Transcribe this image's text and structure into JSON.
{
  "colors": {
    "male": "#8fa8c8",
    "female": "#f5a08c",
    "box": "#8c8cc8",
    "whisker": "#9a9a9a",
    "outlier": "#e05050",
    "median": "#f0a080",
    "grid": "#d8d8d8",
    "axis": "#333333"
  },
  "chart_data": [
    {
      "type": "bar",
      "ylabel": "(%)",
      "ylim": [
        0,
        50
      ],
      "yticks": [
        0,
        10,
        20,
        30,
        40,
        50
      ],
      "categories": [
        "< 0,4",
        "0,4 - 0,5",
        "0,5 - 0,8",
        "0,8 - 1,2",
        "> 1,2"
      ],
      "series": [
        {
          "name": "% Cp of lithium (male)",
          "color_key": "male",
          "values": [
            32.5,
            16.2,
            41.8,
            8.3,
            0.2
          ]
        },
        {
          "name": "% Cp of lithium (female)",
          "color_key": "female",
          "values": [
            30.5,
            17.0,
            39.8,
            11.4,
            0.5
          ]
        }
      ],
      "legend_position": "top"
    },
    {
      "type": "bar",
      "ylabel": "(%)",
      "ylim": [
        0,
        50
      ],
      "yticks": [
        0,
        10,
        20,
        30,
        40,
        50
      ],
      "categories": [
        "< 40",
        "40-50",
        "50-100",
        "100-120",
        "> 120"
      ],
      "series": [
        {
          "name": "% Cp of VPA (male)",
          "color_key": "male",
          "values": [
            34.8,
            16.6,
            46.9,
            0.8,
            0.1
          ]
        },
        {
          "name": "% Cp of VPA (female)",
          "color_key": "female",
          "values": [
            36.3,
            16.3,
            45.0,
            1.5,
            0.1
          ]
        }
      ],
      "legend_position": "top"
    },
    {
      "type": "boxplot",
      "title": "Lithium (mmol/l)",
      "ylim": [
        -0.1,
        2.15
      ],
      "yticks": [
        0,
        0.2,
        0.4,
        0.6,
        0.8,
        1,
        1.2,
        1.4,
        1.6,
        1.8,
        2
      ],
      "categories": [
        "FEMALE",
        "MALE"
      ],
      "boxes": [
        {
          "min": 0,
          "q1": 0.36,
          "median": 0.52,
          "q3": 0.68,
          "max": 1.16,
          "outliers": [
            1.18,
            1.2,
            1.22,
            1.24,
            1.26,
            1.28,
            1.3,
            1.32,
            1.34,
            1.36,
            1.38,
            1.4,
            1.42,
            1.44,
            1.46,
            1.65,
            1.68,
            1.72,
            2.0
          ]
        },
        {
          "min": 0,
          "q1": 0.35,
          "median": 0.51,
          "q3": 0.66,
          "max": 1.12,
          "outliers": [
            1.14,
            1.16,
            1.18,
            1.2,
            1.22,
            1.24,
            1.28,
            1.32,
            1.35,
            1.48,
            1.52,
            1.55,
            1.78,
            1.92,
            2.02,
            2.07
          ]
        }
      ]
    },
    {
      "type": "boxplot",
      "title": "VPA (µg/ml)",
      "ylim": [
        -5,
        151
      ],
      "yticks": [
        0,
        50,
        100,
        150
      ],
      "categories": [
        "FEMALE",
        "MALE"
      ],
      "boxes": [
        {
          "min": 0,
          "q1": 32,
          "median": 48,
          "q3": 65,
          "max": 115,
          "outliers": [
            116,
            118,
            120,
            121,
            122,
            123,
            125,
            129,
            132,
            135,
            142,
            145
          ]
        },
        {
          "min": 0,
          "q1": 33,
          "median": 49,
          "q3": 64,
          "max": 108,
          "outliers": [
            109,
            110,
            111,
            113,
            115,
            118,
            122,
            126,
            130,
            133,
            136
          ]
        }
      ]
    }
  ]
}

===============

Reproduce the data shown above exactly.

Transcribe this image's text and structure into JSON.
{
  "colors": {
    "male": "#8fa8c8",
    "female": "#f5a08c",
    "box": "#8c8cc8",
    "whisker": "#9a9a9a",
    "outlier": "#e05050",
    "median": "#f0a080",
    "grid": "#d8d8d8",
    "axis": "#333333"
  },
  "chart_data": [
    {
      "type": "bar",
      "ylabel": "(%)",
      "ylim": [
        0,
        50
      ],
      "yticks": [
        0,
        10,
        20,
        30,
        40,
        50
      ],
      "categories": [
        "< 0,4",
        "0,4 - 0,5",
        "0,5 - 0,8",
        "0,8 - 1,2",
        "> 1,2"
      ],
      "series": [
        {
          "name": "% Cp of lithium (male)",
          "color_key": "male",
          "values": [
            32.5,
            16.2,
            41.8,
            8.3,
            0.2
          ]
        },
        {
          "name": "% Cp of lithium (female)",
          "color_key": "female",
          "values": [
            30.5,
            17.0,
            39.8,
            11.4,
            0.5
          ]
        }
      ],
      "legend_position": "top"
    },
    {
      "type": "bar",
      "ylabel": "(%)",
      "ylim": [
        0,
        50
      ],
      "yticks": [
        0,
        10,
        20,
        30,
        40,
        50
      ],
      "categories": [
        "< 40",
        "40-50",
        "50-100",
        "100-120",
        "> 120"
      ],
      "series": [
        {
          "name": "% Cp of VPA (male)",
          "color_key": "male",
          "values": [
            34.8,
            16.6,
            46.9,
            0.8,
            0.1
          ]
        },
        {
          "name": "% Cp of VPA (female)",
          "color_key": "female",
          "values": [
            36.3,
            16.3,
            45.0,
            1.5,
            0.1
          ]
        }
      ],
      "legend_position": "top"
    },
    {
      "type": "boxplot",
      "title": "Lithium (mmol/l)",
      "ylim": [
        -0.1,
        2.15
      ],
      "yticks": [
        0,
        0.2,
        0.4,
        0.6,
        0.8,
        1,
        1.2,
        1.4,
        1.6,
        1.8,
        2
      ],
      "categories": [
        "FEMALE",
        "MALE"
      ],
      "boxes": [
        {
          "min": 0,
          "q1": 0.36,
          "median": 0.52,
          "q3": 0.68,
          "max": 1.16,
          "outliers": [
            1.18,
            1.2,
            1.22,
            1.24,
            1.26,
            1.28,
            1.3,
            1.32,
            1.34,
            1.36,
            1.38,
            1.4,
            1.42,
            1.44,
            1.46,
            1.65,
            1.68,
            1.72,
            2.0
          ]
        },
        {
          "min": 0,
          "q1": 0.35,
          "median": 0.51,
          "q3": 0.66,
          "max": 1.12,
          "outliers": [
            1.14,
            1.16,
            1.18,
            1.2,
            1.22,
            1.24,
            1.28,
            1.32,
            1.35,
            1.48,
            1.52,
            1.55,
            1.78,
            1.92,
            2.02,
            2.07
          ]
        }
      ]
    },
    {
      "type": "boxplot",
      "title": "VPA (µg/ml)",
      "ylim": [
        -5,
        151
      ],
      "yticks": [
        0,
        50,
        100,
        150
      ],
      "categories": [
        "FEMALE",
        "MALE"
      ],
      "boxes": [
        {
          "min": 0,
          "q1": 32,
          "median": 48,
          "q3": 65,
          "max": 115,
          "outliers": [
            116,
            118,
            120,
            121,
            122,
            123,
            125,
            129,
            132,
            135,
            142,
            145
          ]
        },
        {
          "min": 0,
          "q1": 33,
          "median": 49,
          "q3": 64,
          "max": 108,
          "outliers": [
            109,
            110,
            111,
            113,
            115,
            118,
            122,
            126,
            130,
            133,
            136
          ]
        }
      ]
    }
  ]
}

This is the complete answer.